→ GIVEN REQUEST:
Repeat the material verbatim and drop the pictures.

→ SUPPLIED DATA:
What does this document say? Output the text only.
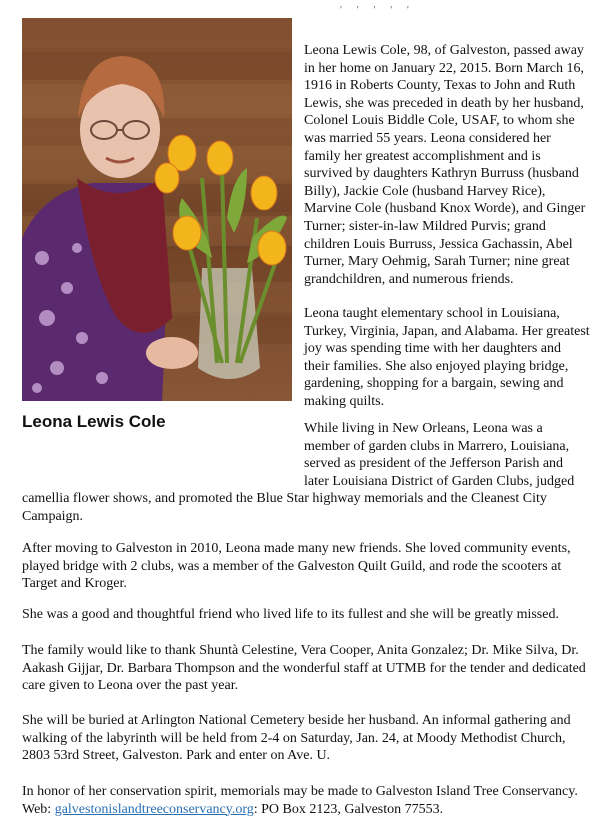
' ' ' ' '

Leona Lewis Cole

Leona Lewis Cole, 98, of Galveston, passed away in her home on January 22, 2015. Born March 16, 1916 in Roberts County, Texas to John and Ruth Lewis, she was preceded in death by her husband, Colonel Louis Biddle Cole, USAF, to whom she was married 55 years. Leona considered her family her greatest accomplishment and is survived by daughters Kathryn Burruss (husband Billy), Jackie Cole (husband Harvey Rice), Marvine Cole (husband Knox Worde), and Ginger Turner; sister-in-law Mildred Purvis; grand children Louis Burruss, Jessica Gachassin, Abel Turner, Mary Oehmig, Sarah Turner; nine great grandchildren, and numerous friends.

Leona taught elementary school in Louisiana, Turkey, Virginia, Japan, and Alabama. Her greatest joy was spending time with her daughters and their families. She also enjoyed playing bridge, gardening, shopping for a bargain, sewing and making quilts.

While living in New Orleans, Leona was a member of garden clubs in Marrero, Louisiana, served as president of the Jefferson Parish and later Louisiana District of Garden Clubs, judged

camellia flower shows, and promoted the Blue Star highway memorials and the Cleanest City Campaign.

After moving to Galveston in 2010, Leona made many new friends. She loved community events, played bridge with 2 clubs, was a member of the Galveston Quilt Guild, and rode the scooters at Target and Kroger.

She was a good and thoughtful friend who lived life to its fullest and she will be greatly missed.

The family would like to thank Shuntà Celestine, Vera Cooper, Anita Gonzalez; Dr. Mike Silva, Dr. Aakash Gijjar, Dr. Barbara Thompson and the wonderful staff at UTMB for the tender and dedicated care given to Leona over the past year.

She will be buried at Arlington National Cemetery beside her husband. An informal gathering and walking of the labyrinth will be held from 2-4 on Saturday, Jan. 24, at Moody Methodist Church, 2803 53rd Street, Galveston. Park and enter on Ave. U.

In honor of her conservation spirit, memorials may be made to Galveston Island Tree Conservancy. Web: galvestonislandtreeconservancy.org: PO Box 2123, Galveston 77553.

→ CORRECT ANSWER:
What does this document say? Output the text only.
' ' ' ' '

Leona Lewis Cole

Leona Lewis Cole, 98, of Galveston, passed away in her home on January 22, 2015. Born March 16, 1916 in Roberts County, Texas to John and Ruth Lewis, she was preceded in death by her husband, Colonel Louis Biddle Cole, USAF, to whom she was married 55 years. Leona considered her family her greatest accomplishment and is survived by daughters Kathryn Burruss (husband Billy), Jackie Cole (husband Harvey Rice), Marvine Cole (husband Knox Worde), and Ginger Turner; sister-in-law Mildred Purvis; grand children Louis Burruss, Jessica Gachassin, Abel Turner, Mary Oehmig, Sarah Turner; nine great grandchildren, and numerous friends.

Leona taught elementary school in Louisiana, Turkey, Virginia, Japan, and Alabama. Her greatest joy was spending time with her daughters and their families. She also enjoyed playing bridge, gardening, shopping for a bargain, sewing and making quilts.

While living in New Orleans, Leona was a member of garden clubs in Marrero, Louisiana, served as president of the Jefferson Parish and later Louisiana District of Garden Clubs, judged

camellia flower shows, and promoted the Blue Star highway memorials and the Cleanest City Campaign.

After moving to Galveston in 2010, Leona made many new friends. She loved community events, played bridge with 2 clubs, was a member of the Galveston Quilt Guild, and rode the scooters at Target and Kroger.

She was a good and thoughtful friend who lived life to its fullest and she will be greatly missed.

The family would like to thank Shuntà Celestine, Vera Cooper, Anita Gonzalez; Dr. Mike Silva, Dr. Aakash Gijjar, Dr. Barbara Thompson and the wonderful staff at UTMB for the tender and dedicated care given to Leona over the past year.

She will be buried at Arlington National Cemetery beside her husband. An informal gathering and walking of the labyrinth will be held from 2-4 on Saturday, Jan. 24, at Moody Methodist Church, 2803 53rd Street, Galveston. Park and enter on Ave. U.

In honor of her conservation spirit, memorials may be made to Galveston Island Tree Conservancy. Web: galvestonislandtreeconservancy.org: PO Box 2123, Galveston 77553.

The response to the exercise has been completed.